• [Aim] Copy the records below exactly, omitting any pictures they contain.

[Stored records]
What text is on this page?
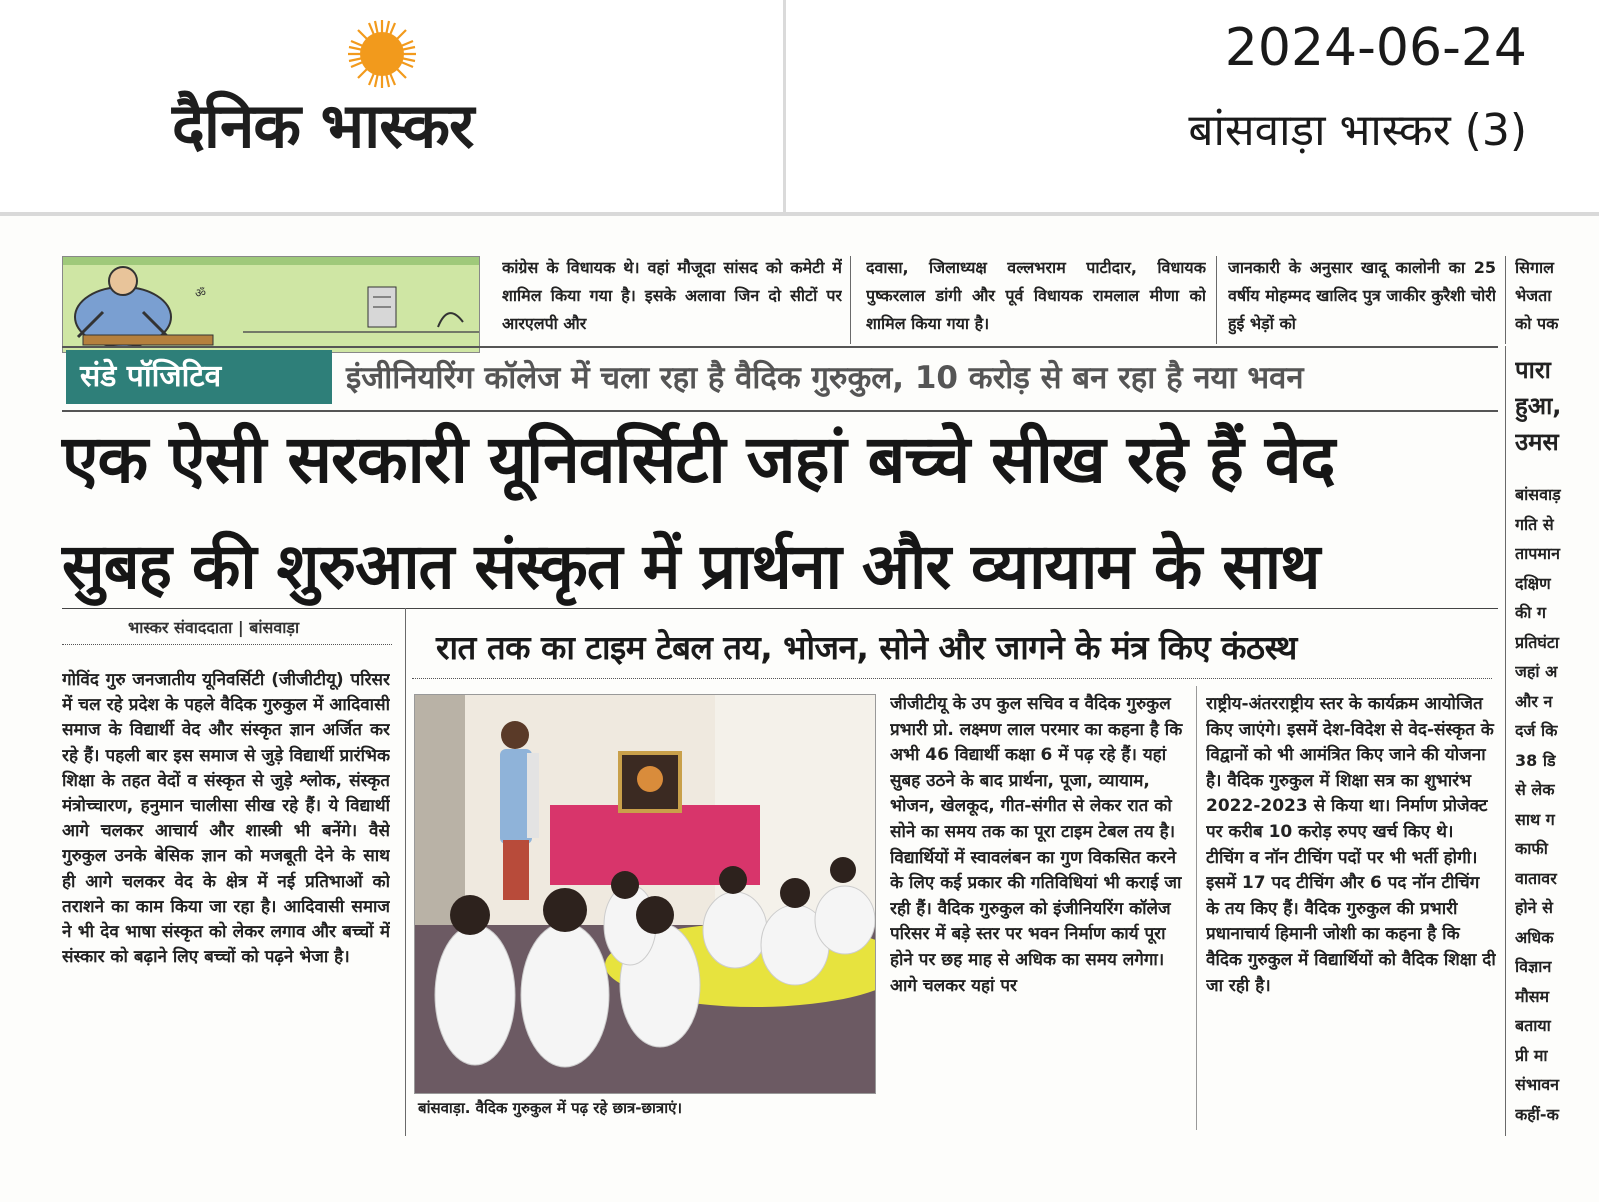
दैनिक भास्कर
2024-06-24
बांसवाड़ा भास्कर (3)
ॐ
कांग्रेस के विधायक थे। वहां मौजूदा सांसद को कमेटी में शामिल किया गया है। इसके अलावा जिन दो सीटों पर आरएलपी और
दवासा, जिलाध्यक्ष वल्लभराम पाटीदार, विधायक पुष्करलाल डांगी और पूर्व विधायक रामलाल मीणा को शामिल किया गया है।
जानकारी के अनुसार खादू कालोनी का 25 वर्षीय मोहम्मद खालिद पुत्र जाकीर कुरैशी चोरी हुई भेड़ों को
सिगाल
भेजता
को पक
संडे पॉजिटिव	इंजीनियरिंग कॉलेज में चला रहा है वैदिक गुरुकुल, 10 करोड़ से बन रहा है नया भवन
एक ऐसी सरकारी यूनिवर्सिटी जहां बच्चे सीख रहे हैं वेद
सुबह की शुरुआत संस्कृत में प्रार्थना और व्यायाम के साथ
भास्कर संवाददाता | बांसवाड़ा
रात तक का टाइम टेबल तय, भोजन, सोने और जागने के मंत्र किए कंठस्थ
गोविंद गुरु जनजातीय यूनिवर्सिटी (जीजीटीयू) परिसर में चल रहे प्रदेश के पहले वैदिक गुरुकुल में आदिवासी समाज के विद्यार्थी वेद और संस्कृत ज्ञान अर्जित कर रहे हैं। पहली बार इस समाज से जुड़े विद्यार्थी प्रारंभिक शिक्षा के तहत वेदों व संस्कृत से जुड़े श्लोक, संस्कृत मंत्रोच्चारण, हनुमान चालीसा सीख रहे हैं। ये विद्यार्थी आगे चलकर आचार्य और शास्त्री भी बनेंगे। वैसे गुरुकुल उनके बेसिक ज्ञान को मजबूती देने के साथ ही आगे चलकर वेद के क्षेत्र में नई प्रतिभाओं को तराशने का काम किया जा रहा है। आदिवासी समाज ने भी देव भाषा संस्कृत को लेकर लगाव और बच्चों में संस्कार को बढ़ाने लिए बच्चों को पढ़ने भेजा है।
बांसवाड़ा. वैदिक गुरुकुल में पढ़ रहे छात्र-छात्राएं।
जीजीटीयू के उप कुल सचिव व वैदिक गुरुकुल प्रभारी प्रो. लक्ष्मण लाल परमार का कहना है कि अभी 46 विद्यार्थी कक्षा 6 में पढ़ रहे हैं। यहां सुबह उठने के बाद प्रार्थना, पूजा, व्यायाम, भोजन, खेलकूद, गीत-संगीत से लेकर रात को सोने का समय तक का पूरा टाइम टेबल तय है। विद्यार्थियों में स्वावलंबन का गुण विकसित करने के लिए कई प्रकार की गतिविधियां भी कराई जा रही हैं। वैदिक गुरुकुल को इंजीनियरिंग कॉलेज परिसर में बड़े स्तर पर भवन निर्माण कार्य पूरा होने पर छह माह से अधिक का समय लगेगा। आगे चलकर यहां पर
राष्ट्रीय-अंतरराष्ट्रीय स्तर के कार्यक्रम आयोजित किए जाएंगे। इसमें देश-विदेश से वेद-संस्कृत के विद्वानों को भी आमंत्रित किए जाने की योजना है। वैदिक गुरुकुल में शिक्षा सत्र का शुभारंभ 2022-2023 से किया था। निर्माण प्रोजेक्ट पर करीब 10 करोड़ रुपए खर्च किए थे। टीचिंग व नॉन टीचिंग पदों पर भी भर्ती होगी। इसमें 17 पद टीचिंग और 6 पद नॉन टीचिंग के तय किए हैं। वैदिक गुरुकुल की प्रभारी प्रधानाचार्य हिमानी जोशी का कहना है कि वैदिक गुरुकुल में विद्यार्थियों को वैदिक शिक्षा दी जा रही है।
पारा
हुआ,
उमस
बांसवाड़
गति से
तापमान
दक्षिण
की ग
प्रतिघंटा
जहां अ
और न
दर्ज कि
38 डि
से लेक
साथ ग
काफी
वातावर
होने से
अधिक
विज्ञान
मौसम
बताया
प्री मा
संभावन
कहीं-क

• [Task result]
What text is on this page?
दैनिक भास्कर
2024-06-24
बांसवाड़ा भास्कर (3)
ॐ
कांग्रेस के विधायक थे। वहां मौजूदा सांसद को कमेटी में शामिल किया गया है। इसके अलावा जिन दो सीटों पर आरएलपी और
दवासा, जिलाध्यक्ष वल्लभराम पाटीदार, विधायक पुष्करलाल डांगी और पूर्व विधायक रामलाल मीणा को शामिल किया गया है।
जानकारी के अनुसार खादू कालोनी का 25 वर्षीय मोहम्मद खालिद पुत्र जाकीर कुरैशी चोरी हुई भेड़ों को
सिगाल
भेजता
को पक
संडे पॉजिटिव	इंजीनियरिंग कॉलेज में चला रहा है वैदिक गुरुकुल, 10 करोड़ से बन रहा है नया भवन
एक ऐसी सरकारी यूनिवर्सिटी जहां बच्चे सीख रहे हैं वेद
सुबह की शुरुआत संस्कृत में प्रार्थना और व्यायाम के साथ
भास्कर संवाददाता | बांसवाड़ा
रात तक का टाइम टेबल तय, भोजन, सोने और जागने के मंत्र किए कंठस्थ
गोविंद गुरु जनजातीय यूनिवर्सिटी (जीजीटीयू) परिसर में चल रहे प्रदेश के पहले वैदिक गुरुकुल में आदिवासी समाज के विद्यार्थी वेद और संस्कृत ज्ञान अर्जित कर रहे हैं। पहली बार इस समाज से जुड़े विद्यार्थी प्रारंभिक शिक्षा के तहत वेदों व संस्कृत से जुड़े श्लोक, संस्कृत मंत्रोच्चारण, हनुमान चालीसा सीख रहे हैं। ये विद्यार्थी आगे चलकर आचार्य और शास्त्री भी बनेंगे। वैसे गुरुकुल उनके बेसिक ज्ञान को मजबूती देने के साथ ही आगे चलकर वेद के क्षेत्र में नई प्रतिभाओं को तराशने का काम किया जा रहा है। आदिवासी समाज ने भी देव भाषा संस्कृत को लेकर लगाव और बच्चों में संस्कार को बढ़ाने लिए बच्चों को पढ़ने भेजा है।
बांसवाड़ा. वैदिक गुरुकुल में पढ़ रहे छात्र-छात्राएं।
जीजीटीयू के उप कुल सचिव व वैदिक गुरुकुल प्रभारी प्रो. लक्ष्मण लाल परमार का कहना है कि अभी 46 विद्यार्थी कक्षा 6 में पढ़ रहे हैं। यहां सुबह उठने के बाद प्रार्थना, पूजा, व्यायाम, भोजन, खेलकूद, गीत-संगीत से लेकर रात को सोने का समय तक का पूरा टाइम टेबल तय है। विद्यार्थियों में स्वावलंबन का गुण विकसित करने के लिए कई प्रकार की गतिविधियां भी कराई जा रही हैं। वैदिक गुरुकुल को इंजीनियरिंग कॉलेज परिसर में बड़े स्तर पर भवन निर्माण कार्य पूरा होने पर छह माह से अधिक का समय लगेगा। आगे चलकर यहां पर
राष्ट्रीय-अंतरराष्ट्रीय स्तर के कार्यक्रम आयोजित किए जाएंगे। इसमें देश-विदेश से वेद-संस्कृत के विद्वानों को भी आमंत्रित किए जाने की योजना है। वैदिक गुरुकुल में शिक्षा सत्र का शुभारंभ 2022-2023 से किया था। निर्माण प्रोजेक्ट पर करीब 10 करोड़ रुपए खर्च किए थे। टीचिंग व नॉन टीचिंग पदों पर भी भर्ती होगी। इसमें 17 पद टीचिंग और 6 पद नॉन टीचिंग के तय किए हैं। वैदिक गुरुकुल की प्रभारी प्रधानाचार्य हिमानी जोशी का कहना है कि वैदिक गुरुकुल में विद्यार्थियों को वैदिक शिक्षा दी जा रही है।
पारा
हुआ,
उमस
बांसवाड़
गति से
तापमान
दक्षिण
की ग
प्रतिघंटा
जहां अ
और न
दर्ज कि
38 डि
से लेक
साथ ग
काफी
वातावर
होने से
अधिक
विज्ञान
मौसम
बताया
प्री मा
संभावन
कहीं-क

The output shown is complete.